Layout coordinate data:
[start]
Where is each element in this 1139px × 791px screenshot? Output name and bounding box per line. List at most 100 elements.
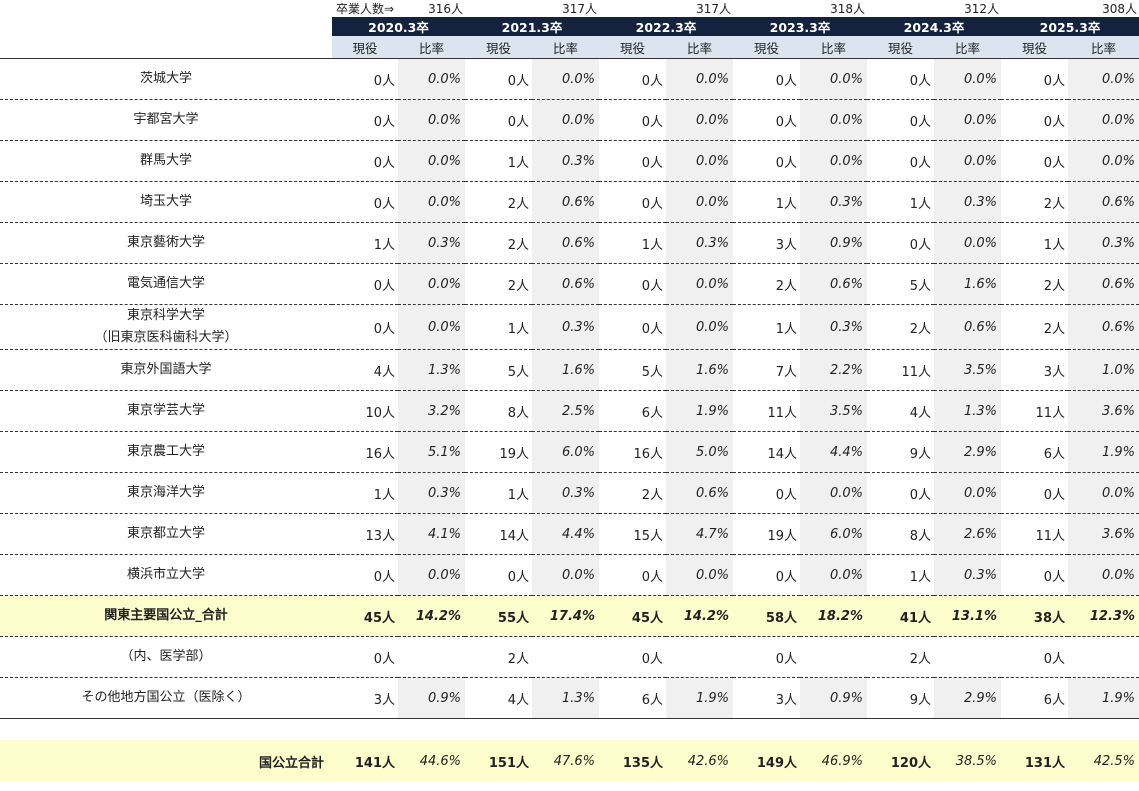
rate-cell: 0.0%: [666, 181, 733, 223]
count-cell: 3人: [332, 677, 398, 719]
rate-cell: 0.0%: [1068, 554, 1139, 596]
grad-count: 318人: [830, 2, 865, 16]
count-cell: 11人: [867, 349, 934, 391]
count-cell: 2人: [867, 304, 934, 350]
count-cell: 41人: [867, 595, 934, 637]
count-cell: 2人: [1001, 263, 1068, 305]
sub-header-rate: 比率: [1068, 36, 1139, 59]
count-cell: 3人: [733, 677, 800, 719]
year-header-row: 2020.3卒 2021.3卒 2022.3卒 2023.3卒 2024.3卒 …: [0, 17, 1139, 36]
year-header: 2020.3卒: [332, 17, 465, 36]
sub-header-count: 現役: [867, 36, 934, 59]
grad-count: 312人: [964, 2, 999, 16]
rate-cell: 0.6%: [532, 263, 599, 305]
rate-cell: [1068, 636, 1139, 678]
count-cell: 10人: [332, 390, 398, 432]
rate-cell: 0.0%: [532, 99, 599, 141]
count-cell: 8人: [867, 513, 934, 555]
table-row: 茨城大学 0人 0.0% 0人 0.0% 0人 0.0% 0人 0.0% 0人 0.0% 0人 0.0%: [0, 58, 1139, 100]
count-cell: 0人: [867, 472, 934, 514]
rate-cell: 0.6%: [1068, 304, 1139, 350]
count-cell: 0人: [1001, 472, 1068, 514]
rate-cell: 38.5%: [934, 740, 1001, 782]
graduates-row: 卒業人数⇒ 316人 317人 317人 318人 312人 308人: [0, 0, 1139, 17]
year-header: 2022.3卒: [599, 17, 733, 36]
count-cell: 1人: [1001, 222, 1068, 264]
rate-cell: 0.0%: [398, 263, 465, 305]
rate-cell: 0.0%: [934, 58, 1001, 100]
count-cell: 135人: [599, 740, 666, 782]
rate-cell: 1.9%: [1068, 677, 1139, 719]
count-cell: 11人: [1001, 390, 1068, 432]
university-name: 横浜市立大学: [0, 554, 332, 596]
university-name: 電気通信大学: [0, 263, 332, 305]
count-cell: 14人: [733, 431, 800, 473]
rate-cell: 0.3%: [934, 554, 1001, 596]
rate-cell: 2.9%: [934, 431, 1001, 473]
count-cell: 6人: [599, 390, 666, 432]
count-cell: 45人: [332, 595, 398, 637]
count-cell: 0人: [1001, 140, 1068, 182]
count-cell: 1人: [867, 554, 934, 596]
rate-cell: 1.3%: [532, 677, 599, 719]
count-cell: 5人: [867, 263, 934, 305]
count-cell: 1人: [465, 472, 532, 514]
grad-count: 308人: [1102, 2, 1137, 16]
count-cell: 0人: [599, 58, 666, 100]
sub-header-count: 現役: [1001, 36, 1068, 59]
subtotal-row: 関東主要国公立_合計 45人 14.2% 55人 17.4% 45人 14.2% 58人 18.…: [0, 595, 1139, 637]
count-cell: 0人: [733, 636, 800, 678]
rate-cell: 12.3%: [1068, 595, 1139, 637]
rate-cell: 14.2%: [398, 595, 465, 637]
rate-cell: 0.0%: [800, 472, 867, 514]
table-row: 東京外国語大学 4人 1.3% 5人 1.6% 5人 1.6% 7人 2.2% 11人 3.5% 3人…: [0, 349, 1139, 391]
rate-cell: 5.0%: [666, 431, 733, 473]
count-cell: 0人: [733, 472, 800, 514]
count-cell: 131人: [1001, 740, 1068, 782]
rate-cell: 1.0%: [1068, 349, 1139, 391]
count-cell: 2人: [465, 636, 532, 678]
university-name: （内、医学部）: [0, 636, 332, 678]
count-cell: 55人: [465, 595, 532, 637]
year-header: 2021.3卒: [465, 17, 599, 36]
count-cell: 2人: [1001, 304, 1068, 350]
sub-header-rate: 比率: [398, 36, 465, 59]
sub-header-count: 現役: [599, 36, 666, 59]
university-name-text: 関東主要国公立_合計: [104, 608, 228, 623]
count-cell: 3人: [733, 222, 800, 264]
university-name-text: 東京科学大学: [126, 308, 205, 323]
rate-cell: 1.3%: [398, 349, 465, 391]
year-header: 2025.3卒: [1001, 17, 1139, 36]
count-cell: 0人: [332, 99, 398, 141]
rate-cell: [532, 636, 599, 678]
count-cell: 0人: [599, 99, 666, 141]
count-cell: 0人: [1001, 636, 1068, 678]
rate-cell: 0.0%: [800, 99, 867, 141]
count-cell: 0人: [465, 554, 532, 596]
rate-cell: 1.3%: [934, 390, 1001, 432]
university-name-text: 東京藝術大学: [126, 235, 205, 250]
count-cell: 0人: [867, 140, 934, 182]
university-name-text: 群馬大学: [139, 153, 192, 168]
count-cell: 0人: [332, 263, 398, 305]
university-name: 関東主要国公立_合計: [0, 595, 332, 637]
rate-cell: [666, 636, 733, 678]
count-cell: 0人: [867, 222, 934, 264]
count-cell: 0人: [1001, 58, 1068, 100]
rate-cell: 42.6%: [666, 740, 733, 782]
rate-cell: 3.6%: [1068, 390, 1139, 432]
table-row: 東京海洋大学 1人 0.3% 1人 0.3% 2人 0.6% 0人 0.0% 0人 0.0% 0人 0.…: [0, 472, 1139, 514]
rate-cell: 0.0%: [532, 554, 599, 596]
sub-header-count: 現役: [465, 36, 532, 59]
count-cell: 14人: [465, 513, 532, 555]
count-cell: 1人: [465, 304, 532, 350]
university-name-text: 茨城大学: [139, 71, 192, 86]
rate-cell: 0.6%: [666, 472, 733, 514]
rate-cell: 0.0%: [666, 554, 733, 596]
count-cell: 16人: [332, 431, 398, 473]
count-cell: 0人: [1001, 99, 1068, 141]
count-cell: 151人: [465, 740, 532, 782]
university-name: 東京農工大学: [0, 431, 332, 473]
rate-cell: [934, 636, 1001, 678]
rate-cell: 0.3%: [800, 181, 867, 223]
[end]
Rewrite the rows starting at the line that contains "rate-cell: 0.0%: [666, 181, 733, 223]" and ending at the line that contains "count-cell: 0人: [867, 472, 934, 514]", swapping "count-cell" for "headcount-cell" and keeping everything else the same.

rate-cell: 0.0%: [666, 181, 733, 223]
headcount-cell: 3人: [332, 677, 398, 719]
rate-cell: 0.0%: [1068, 554, 1139, 596]
grad-count: 318人: [830, 2, 865, 16]
headcount-cell: 11人: [867, 349, 934, 391]
headcount-cell: 2人: [867, 304, 934, 350]
headcount-cell: 41人: [867, 595, 934, 637]
headcount-cell: 2人: [1001, 263, 1068, 305]
sub-header-rate: 比率: [1068, 36, 1139, 59]
headcount-cell: 3人: [733, 677, 800, 719]
year-header-row: 2020.3卒 2021.3卒 2022.3卒 2023.3卒 2024.3卒 …: [0, 17, 1139, 36]
year-header: 2020.3卒: [332, 17, 465, 36]
sub-header-count: 現役: [867, 36, 934, 59]
grad-count: 312人: [964, 2, 999, 16]
rate-cell: 0.6%: [532, 263, 599, 305]
rate-cell: [1068, 636, 1139, 678]
headcount-cell: 10人: [332, 390, 398, 432]
rate-cell: 0.0%: [532, 99, 599, 141]
headcount-cell: 8人: [867, 513, 934, 555]
table-row: 茨城大学 0人 0.0% 0人 0.0% 0人 0.0% 0人 0.0% 0人 0.0% 0人 0.0%: [0, 58, 1139, 100]
headcount-cell: 0人: [867, 472, 934, 514]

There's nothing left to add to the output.